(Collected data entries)

━━━━

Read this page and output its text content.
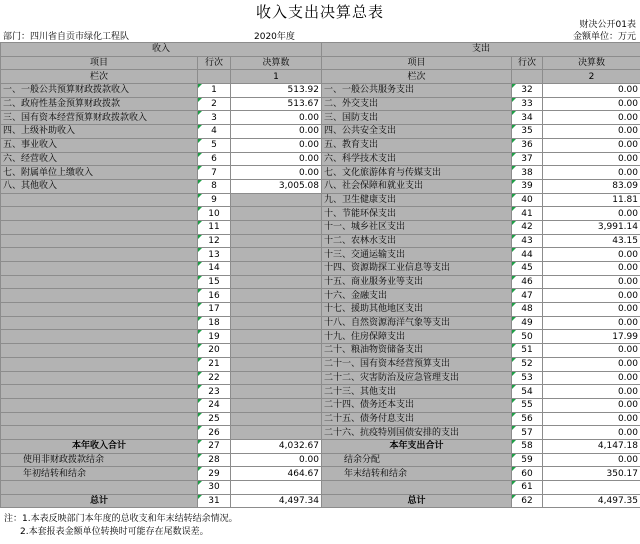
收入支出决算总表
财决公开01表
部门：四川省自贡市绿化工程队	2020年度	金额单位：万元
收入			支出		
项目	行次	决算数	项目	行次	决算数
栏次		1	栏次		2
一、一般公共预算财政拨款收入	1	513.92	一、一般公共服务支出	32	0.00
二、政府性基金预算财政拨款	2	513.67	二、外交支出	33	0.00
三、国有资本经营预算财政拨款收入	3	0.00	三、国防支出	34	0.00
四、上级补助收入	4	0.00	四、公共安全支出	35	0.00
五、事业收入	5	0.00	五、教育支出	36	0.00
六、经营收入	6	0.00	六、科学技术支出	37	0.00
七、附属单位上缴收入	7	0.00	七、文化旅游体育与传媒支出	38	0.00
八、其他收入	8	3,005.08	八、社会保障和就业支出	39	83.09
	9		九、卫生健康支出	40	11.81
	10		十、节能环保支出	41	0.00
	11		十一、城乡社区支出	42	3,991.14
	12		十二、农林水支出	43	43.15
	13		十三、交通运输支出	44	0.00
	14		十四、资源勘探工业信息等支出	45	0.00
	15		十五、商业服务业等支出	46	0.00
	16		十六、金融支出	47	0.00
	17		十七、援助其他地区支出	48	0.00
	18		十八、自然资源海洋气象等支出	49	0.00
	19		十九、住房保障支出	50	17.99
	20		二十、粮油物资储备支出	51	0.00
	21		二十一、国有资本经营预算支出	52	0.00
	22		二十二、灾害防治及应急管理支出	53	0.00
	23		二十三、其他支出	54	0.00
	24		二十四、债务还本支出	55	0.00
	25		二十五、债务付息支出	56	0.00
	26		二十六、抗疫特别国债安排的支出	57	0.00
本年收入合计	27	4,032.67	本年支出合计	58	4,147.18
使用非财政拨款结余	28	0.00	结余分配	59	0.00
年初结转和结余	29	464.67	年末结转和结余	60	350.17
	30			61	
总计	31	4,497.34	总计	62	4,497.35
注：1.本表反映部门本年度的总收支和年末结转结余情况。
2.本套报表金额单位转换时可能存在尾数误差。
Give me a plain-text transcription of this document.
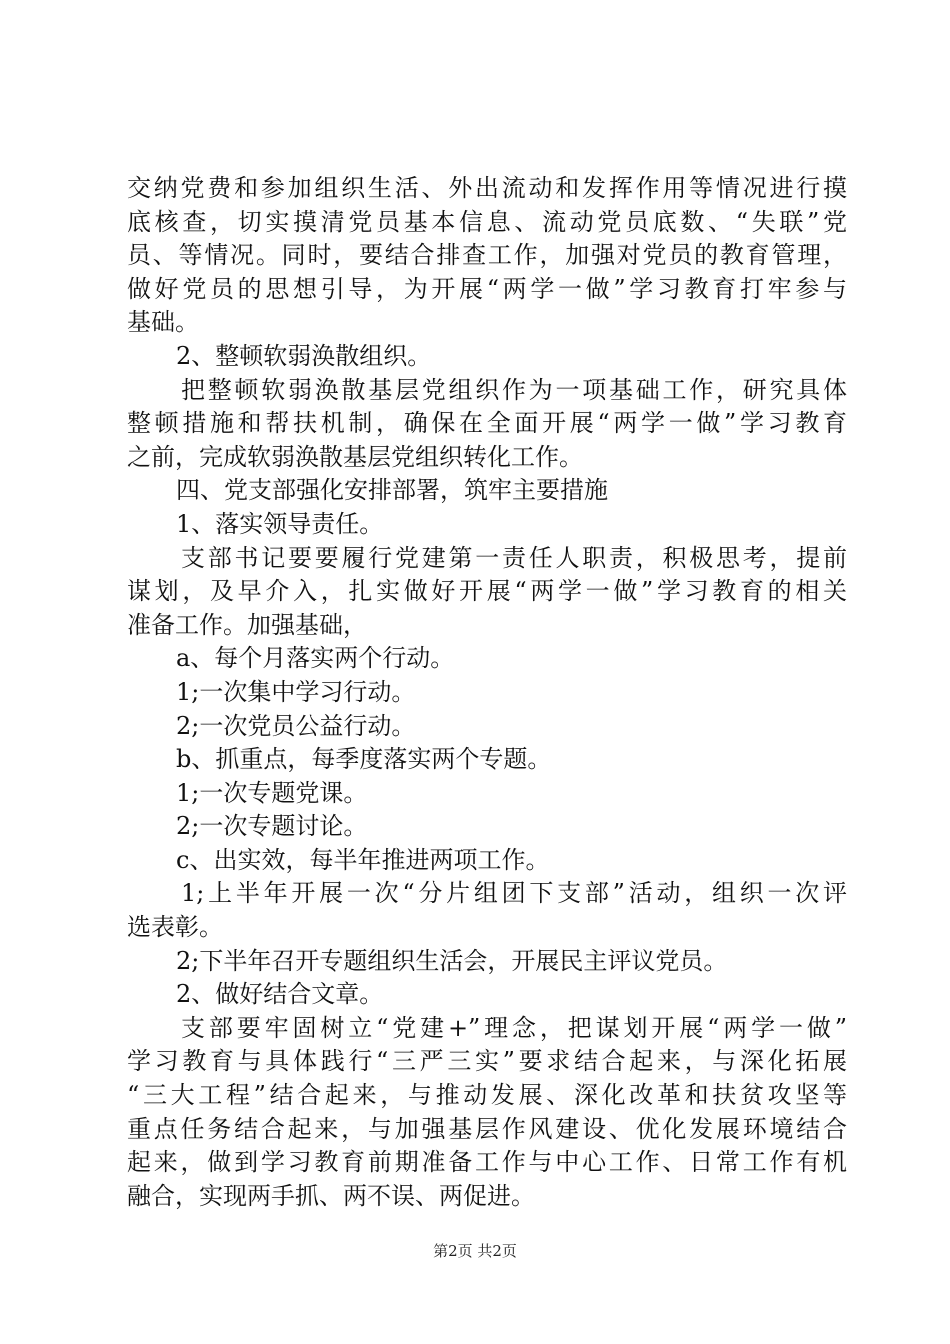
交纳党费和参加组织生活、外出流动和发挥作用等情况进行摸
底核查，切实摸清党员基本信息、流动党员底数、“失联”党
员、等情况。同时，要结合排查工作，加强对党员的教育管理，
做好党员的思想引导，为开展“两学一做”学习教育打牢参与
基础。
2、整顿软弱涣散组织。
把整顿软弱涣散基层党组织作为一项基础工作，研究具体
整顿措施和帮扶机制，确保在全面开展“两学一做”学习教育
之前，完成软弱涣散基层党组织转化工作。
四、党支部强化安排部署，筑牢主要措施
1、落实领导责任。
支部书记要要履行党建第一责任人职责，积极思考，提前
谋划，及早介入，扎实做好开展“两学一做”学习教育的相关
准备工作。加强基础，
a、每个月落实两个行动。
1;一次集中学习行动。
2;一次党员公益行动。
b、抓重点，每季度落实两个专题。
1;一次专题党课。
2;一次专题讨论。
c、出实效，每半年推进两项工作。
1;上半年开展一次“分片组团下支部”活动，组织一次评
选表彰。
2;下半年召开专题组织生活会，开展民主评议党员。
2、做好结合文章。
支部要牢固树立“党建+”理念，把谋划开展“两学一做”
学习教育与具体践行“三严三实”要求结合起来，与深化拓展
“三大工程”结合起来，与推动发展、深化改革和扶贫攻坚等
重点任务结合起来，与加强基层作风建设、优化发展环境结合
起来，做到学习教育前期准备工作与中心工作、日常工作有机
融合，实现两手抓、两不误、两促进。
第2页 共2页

━━━━

* GIVEN REQUEST
The lines to be extracted begin at the line containing "Give me a plain-text" and continue through the final line of the material above, both ends included. Reproduce them exactly, without the pictures.

* FULL OUTPUT
Give me a plain-text transcription of this document.
交纳党费和参加组织生活、外出流动和发挥作用等情况进行摸
底核查，切实摸清党员基本信息、流动党员底数、“失联”党
员、等情况。同时，要结合排查工作，加强对党员的教育管理，
做好党员的思想引导，为开展“两学一做”学习教育打牢参与
基础。
2、整顿软弱涣散组织。
把整顿软弱涣散基层党组织作为一项基础工作，研究具体
整顿措施和帮扶机制，确保在全面开展“两学一做”学习教育
之前，完成软弱涣散基层党组织转化工作。
四、党支部强化安排部署，筑牢主要措施
1、落实领导责任。
支部书记要要履行党建第一责任人职责，积极思考，提前
谋划，及早介入，扎实做好开展“两学一做”学习教育的相关
准备工作。加强基础，
a、每个月落实两个行动。
1;一次集中学习行动。
2;一次党员公益行动。
b、抓重点，每季度落实两个专题。
1;一次专题党课。
2;一次专题讨论。
c、出实效，每半年推进两项工作。
1;上半年开展一次“分片组团下支部”活动，组织一次评
选表彰。
2;下半年召开专题组织生活会，开展民主评议党员。
2、做好结合文章。
支部要牢固树立“党建+”理念，把谋划开展“两学一做”
学习教育与具体践行“三严三实”要求结合起来，与深化拓展
“三大工程”结合起来，与推动发展、深化改革和扶贫攻坚等
重点任务结合起来，与加强基层作风建设、优化发展环境结合
起来，做到学习教育前期准备工作与中心工作、日常工作有机
融合，实现两手抓、两不误、两促进。
第2页 共2页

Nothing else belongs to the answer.